Saved entries:
(begin)

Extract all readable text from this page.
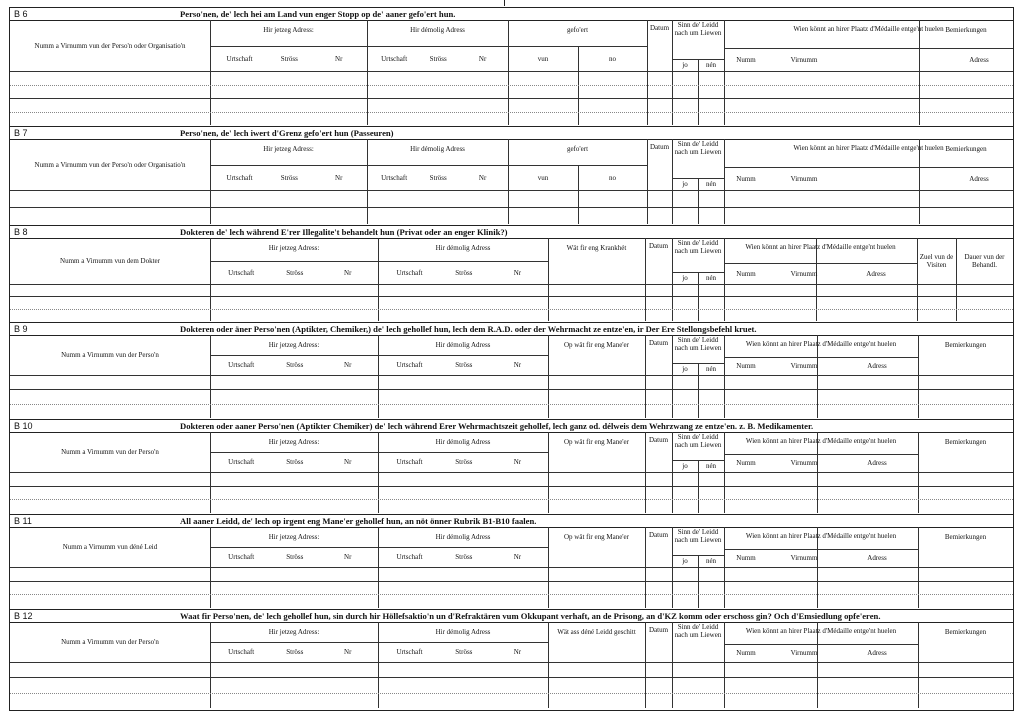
B 6	Perso'nen, de' lech hei am Land vun enger Stopp op de' aaner gefo'ert hun.
Numm a Virnumm vun der Perso'n oder Organisatio'n
Hir jetzeg Adress:	Hir démolig Adress
Urtschaft	Ströss	Nr	Urtschaft	Ströss	Nr
gefo'ert
vun	no
Datum	Sinn de' Leidd nach um Liewen
jo	nén
Wien könnt an hirer Plaatz d'Médaille entge'nt huelen
Numm	Virnumm	Adress
Bemierkungen
B 7	Perso'nen, de' lech iwert d'Grenz gefo'ert hun (Passeuren)
Numm a Virnumm vun der Perso'n oder Organisatio'n
Hir jetzeg Adress:	Hir démolig Adress
Urtschaft	Ströss	Nr	Urtschaft	Ströss	Nr
gefo'ert
vun	no
Datum	Sinn de' Leidd nach um Liewen
jo	nén
Wien könnt an hirer Plaatz d'Médaille entge'nt huelen
Numm	Virnumm	Adress
Bemierkungen
B 8	Dokteren de' lech während E'rer Illegalite't behandelt hun (Privat oder an enger Klinik?)
Numm a Virnumm vun dem Dokter
Hir jetzeg Adress:	Hir démolig Adress
Urtschaft	Ströss	Nr	Urtschaft	Ströss	Nr
Wät fir eng Krankhét	Datum	Sinn de' Leidd nach um Liewen
jo	nén
Wien könnt an hirer Plaatz d'Médaille entge'nt huelen
Numm	Virnumm	Adress
Zuel vun de Visiten
Dauer vun der Behandl.
B 9	Dokteren oder äner Perso'nen (Aptikter, Chemiker,) de' lech gehollef hun, lech dem R.A.D. oder der Wehrmacht ze entze'en, ir Der Ere Stellongsbefehl kruet.
Numm a Virnumm vun der Perso'n
Hir jetzeg Adress:	Hir démolig Adress
Urtschaft	Ströss	Nr	Urtschaft	Ströss	Nr
Op wät fir eng Mane'er	Datum	Sinn de' Leidd nach um Liewen
jo	nén
Wien könnt an hirer Plaatz d'Médaille entge'nt huelen
Numm	Virnumm	Adress
Bemierkungen
B 10	Dokteren oder aaner Perso'nen (Aptikter Chemiker) de' lech während Erer Wehrmachtszeit gehollef, lech ganz od. délweis dem Wehrzwang ze entze'en. z. B. Medikamenter.
Numm a Virnumm vun der Perso'n
Hir jetzeg Adress:	Hir démolig Adress
Urtschaft	Ströss	Nr	Urtschaft	Ströss	Nr
Op wät fir eng Mane'er	Datum	Sinn de' Leidd nach um Liewen
jo	nén
Wien könnt an hirer Plaatz d'Médaille entge'nt huelen
Numm	Virnumm	Adress
Bemierkungen
B 11	All aaner Leidd, de' lech op irgent eng Mane'er gehollef hun, an nöt önner Rubrik B1-B10 faalen.
Numm a Virnumm vun déné Leid
Hir jetzeg Adress:	Hir démolig Adress
Urtschaft	Ströss	Nr	Urtschaft	Ströss	Nr
Op wät fir eng Mane'er	Datum	Sinn de' Leidd nach um Liewen
jo	nén
Wien könnt an hirer Plaatz d'Médaille entge'nt huelen
Numm	Virnumm	Adress
Bemierkungen
B 12	Waat fir Perso'nen, de' lech gehollef hun, sin durch hir Höllefsaktio'n un d'Refraktären vum Okkupant verhaft, an de Prisong, an d'KZ komm oder erschoss gin? Och d'Emsiedlung opfe'eren.
Numm a Virnumm vun der Perso'n
Hir jetzeg Adress:	Hir démolig Adress
Urtschaft	Ströss	Nr	Urtschaft	Ströss	Nr
Wät ass déné Leidd geschitt	Datum	Sinn de' Leidd nach um Liewen	Wien könnt an hirer Plaatz d'Médaille entge'nt huelen
Numm	Virnumm	Adress
Bemierkungen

(end)

• [DIRECTIONS FOR THIS TASK]
Collect each line of the entries that has the word "Aptikter", copying it in full.

• [FINISHED TASK]
B 9	Dokteren oder äner Perso'nen (Aptikter, Chemiker,) de' lech gehollef hun, lech dem R.A.D. oder der Wehrmacht ze entze'en, ir Der Ere Stellongsbefehl kruet.
B 10	Dokteren oder aaner Perso'nen (Aptikter Chemiker) de' lech während Erer Wehrmachtszeit gehollef, lech ganz od. délweis dem Wehrzwang ze entze'en. z. B. Medikamenter.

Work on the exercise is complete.